- What you have to do: Give back the full listing verbatim, apart from its images.

- Given data:
+++

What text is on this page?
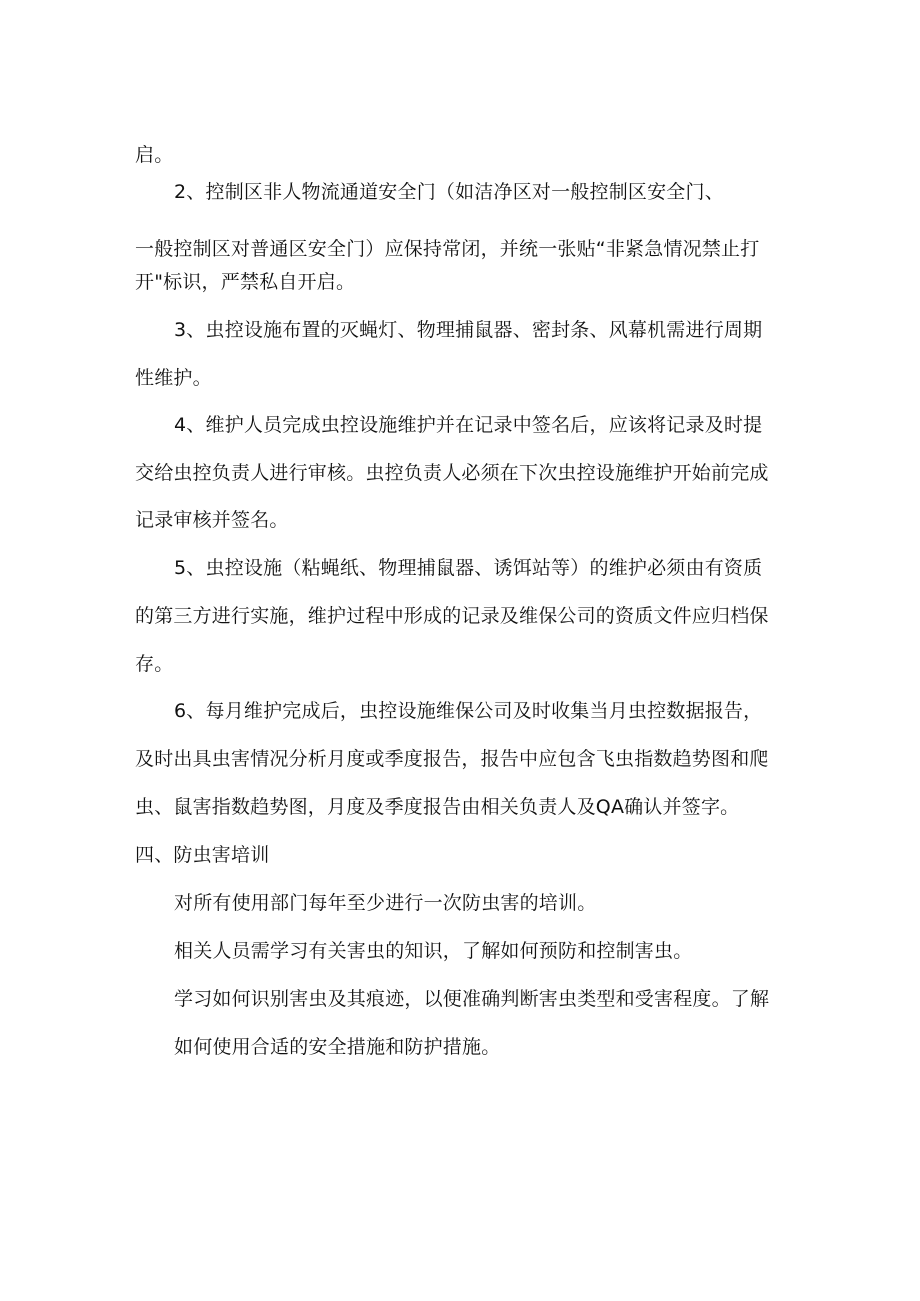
启。
2、控制区非人物流通道安全门（如洁净区对一般控制区安全门、
一般控制区对普通区安全门）应保持常闭，并统一张贴“非紧急情况禁止打
开"标识，严禁私自开启。
3、虫控设施布置的灭蝇灯、物理捕鼠器、密封条、风幕机需进行周期
性维护。
4、维护人员完成虫控设施维护并在记录中签名后，应该将记录及时提
交给虫控负责人进行审核。虫控负责人必须在下次虫控设施维护开始前完成
记录审核并签名。
5、虫控设施（粘蝇纸、物理捕鼠器、诱饵站等）的维护必须由有资质
的第三方进行实施，维护过程中形成的记录及维保公司的资质文件应归档保
存。
6、每月维护完成后，虫控设施维保公司及时收集当月虫控数据报告，
及时出具虫害情况分析月度或季度报告，报告中应包含飞虫指数趋势图和爬
虫、鼠害指数趋势图，月度及季度报告由相关负责人及QA确认并签字。
四、防虫害培训
对所有使用部门每年至少进行一次防虫害的培训。
相关人员需学习有关害虫的知识，了解如何预防和控制害虫。
学习如何识别害虫及其痕迹，以便准确判断害虫类型和受害程度。了解
如何使用合适的安全措施和防护措施。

+++

- Response for this exercise:
What text is on this page?
启。
2、控制区非人物流通道安全门（如洁净区对一般控制区安全门、
一般控制区对普通区安全门）应保持常闭，并统一张贴“非紧急情况禁止打
开"标识，严禁私自开启。
3、虫控设施布置的灭蝇灯、物理捕鼠器、密封条、风幕机需进行周期
性维护。
4、维护人员完成虫控设施维护并在记录中签名后，应该将记录及时提
交给虫控负责人进行审核。虫控负责人必须在下次虫控设施维护开始前完成
记录审核并签名。
5、虫控设施（粘蝇纸、物理捕鼠器、诱饵站等）的维护必须由有资质
的第三方进行实施，维护过程中形成的记录及维保公司的资质文件应归档保
存。
6、每月维护完成后，虫控设施维保公司及时收集当月虫控数据报告，
及时出具虫害情况分析月度或季度报告，报告中应包含飞虫指数趋势图和爬
虫、鼠害指数趋势图，月度及季度报告由相关负责人及QA确认并签字。
四、防虫害培训
对所有使用部门每年至少进行一次防虫害的培训。
相关人员需学习有关害虫的知识，了解如何预防和控制害虫。
学习如何识别害虫及其痕迹，以便准确判断害虫类型和受害程度。了解
如何使用合适的安全措施和防护措施。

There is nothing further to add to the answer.